WHAT YOU ARE ASKED TO DO » Using the records provided below, locate and copy each line that contains the word "Engishausen".
* begin RECORDS SHOWN *
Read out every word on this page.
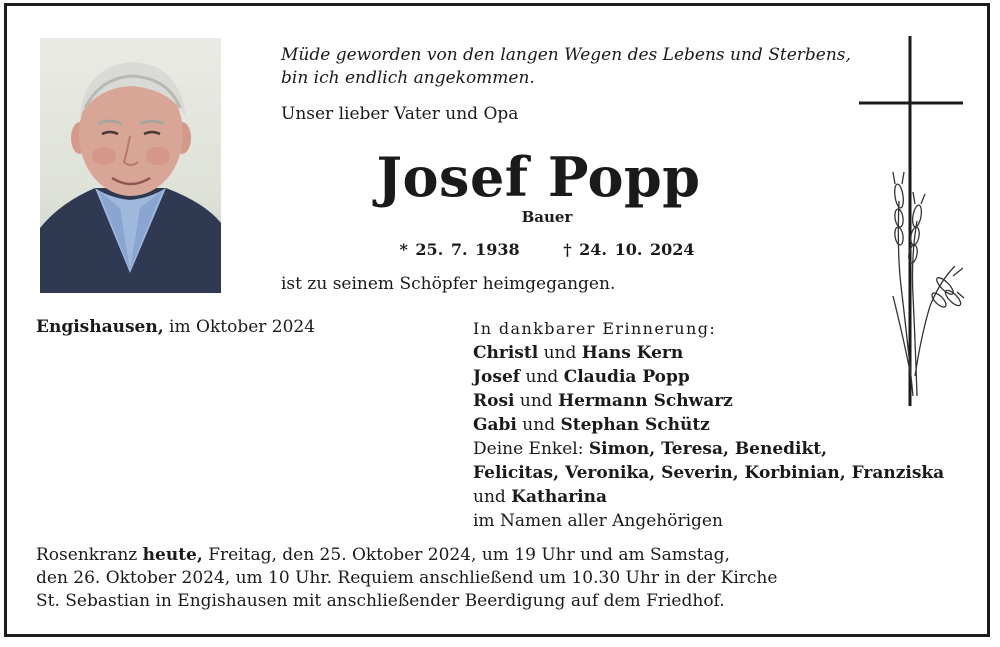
Müde geworden von den langen Wegen des Lebens und Sterbens,
bin ich endlich angekommen.
Unser lieber Vater und Opa
Josef Popp
Bauer
* 25. 7. 1938	† 24. 10. 2024
ist zu seinem Schöpfer heimgegangen.
Engishausen, im Oktober 2024	In dankbarer Erinnerung:
Christl und Hans Kern
Josef und Claudia Popp
Rosi und Hermann Schwarz
Gabi und Stephan Schütz
Deine Enkel: Simon, Teresa, Benedikt,
Felicitas, Veronika, Severin, Korbinian, Franziska
und Katharina
im Namen aller Angehörigen
Rosenkranz heute, Freitag, den 25. Oktober 2024, um 19 Uhr und am Samstag,
den 26. Oktober 2024, um 10 Uhr. Requiem anschließend um 10.30 Uhr in der Kirche
St. Sebastian in Engishausen mit anschließender Beerdigung auf dem Friedhof.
* end RECORDS SHOWN *
RESULT OF THE TASK »
Engishausen, im Oktober 2024	In dankbarer Erinnerung:
St. Sebastian in Engishausen mit anschließender Beerdigung auf dem Friedhof.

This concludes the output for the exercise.